§ **Exercise input**
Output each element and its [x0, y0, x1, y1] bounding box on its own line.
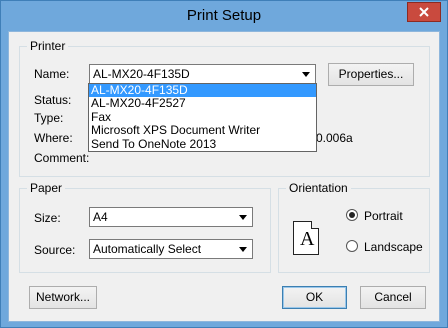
landscape-label[interactable]: Landscape [364, 240, 423, 254]
paper-source-value: Automatically Select [93, 242, 202, 256]
dialog-body: Printer Name: AL-MX20-4F135D Properties.… [8, 31, 440, 322]
portrait-label[interactable]: Portrait [364, 209, 403, 223]
printer-dropdown-list[interactable]: AL-MX20-4F135D AL-MX20-4F2527 Fax Micros… [88, 83, 317, 152]
page-letter: A [300, 228, 315, 250]
dropdown-option[interactable]: AL-MX20-4F135D [89, 83, 316, 98]
printer-name-value: AL-MX20-4F135D [93, 67, 190, 81]
comment-label: Comment: [34, 151, 90, 165]
radio-selected-dot [349, 212, 355, 218]
print-setup-window: Print Setup Printer Name: AL-MX20-4F135D… [0, 0, 448, 328]
properties-button[interactable]: Properties... [328, 63, 414, 86]
paper-size-value: A4 [93, 210, 108, 224]
dropdown-option[interactable]: AL-MX20-4F2527 [89, 97, 316, 110]
cancel-button[interactable]: Cancel [360, 286, 426, 309]
ok-button[interactable]: OK [282, 286, 347, 309]
status-label: Status: [34, 93, 72, 107]
chevron-down-icon[interactable] [235, 241, 251, 257]
portrait-page-icon: A [293, 221, 319, 255]
title-bar[interactable]: Print Setup [1, 1, 447, 31]
portrait-radio[interactable] [346, 209, 358, 221]
close-button[interactable] [407, 2, 441, 22]
where-label: Where: [34, 131, 73, 145]
dropdown-option[interactable]: Fax [89, 110, 316, 124]
landscape-radio[interactable] [346, 240, 358, 252]
paper-group-label: Paper [27, 181, 66, 195]
printer-group-label: Printer [27, 39, 69, 53]
type-label: Type: [34, 111, 64, 125]
dropdown-option[interactable]: Send To OneNote 2013 [89, 137, 316, 151]
paper-group: Paper Size: A4 Source: Automatically Sel… [19, 181, 271, 273]
chevron-down-icon[interactable] [298, 66, 314, 82]
orientation-group: Orientation A Portrait Landscape [278, 181, 430, 273]
paper-size-select[interactable]: A4 [89, 207, 253, 227]
printer-name-select[interactable]: AL-MX20-4F135D [89, 64, 316, 84]
close-icon [419, 7, 429, 17]
paper-source-label: Source: [34, 243, 76, 257]
paper-source-select[interactable]: Automatically Select [89, 239, 253, 259]
paper-size-label: Size: [34, 211, 61, 225]
network-button[interactable]: Network... [29, 286, 97, 309]
dropdown-option[interactable]: Microsoft XPS Document Writer [89, 123, 316, 137]
where-value: 0.006a [316, 131, 353, 145]
printer-name-label: Name: [34, 67, 70, 81]
orientation-group-label: Orientation [286, 181, 351, 195]
chevron-down-icon[interactable] [235, 209, 251, 225]
window-title: Print Setup [186, 7, 262, 24]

§ **Set exercise**
Copy the lines of the data above word for word, from the line with "landscape-label[interactable]: Landscape [364, 240, 423, 254]" up to and including the line with "comment-label: Comment: [34, 151, 90, 165]".

§ **Task answer**
landscape-label[interactable]: Landscape [364, 240, 423, 254]
paper-source-value: Automatically Select [93, 242, 202, 256]
dialog-body: Printer Name: AL-MX20-4F135D Properties.… [8, 31, 440, 322]
portrait-label[interactable]: Portrait [364, 209, 403, 223]
printer-dropdown-list[interactable]: AL-MX20-4F135D AL-MX20-4F2527 Fax Micros… [88, 83, 317, 152]
page-letter: A [300, 228, 315, 250]
dropdown-option[interactable]: AL-MX20-4F135D [89, 83, 316, 98]
printer-name-value: AL-MX20-4F135D [93, 67, 190, 81]
comment-label: Comment: [34, 151, 90, 165]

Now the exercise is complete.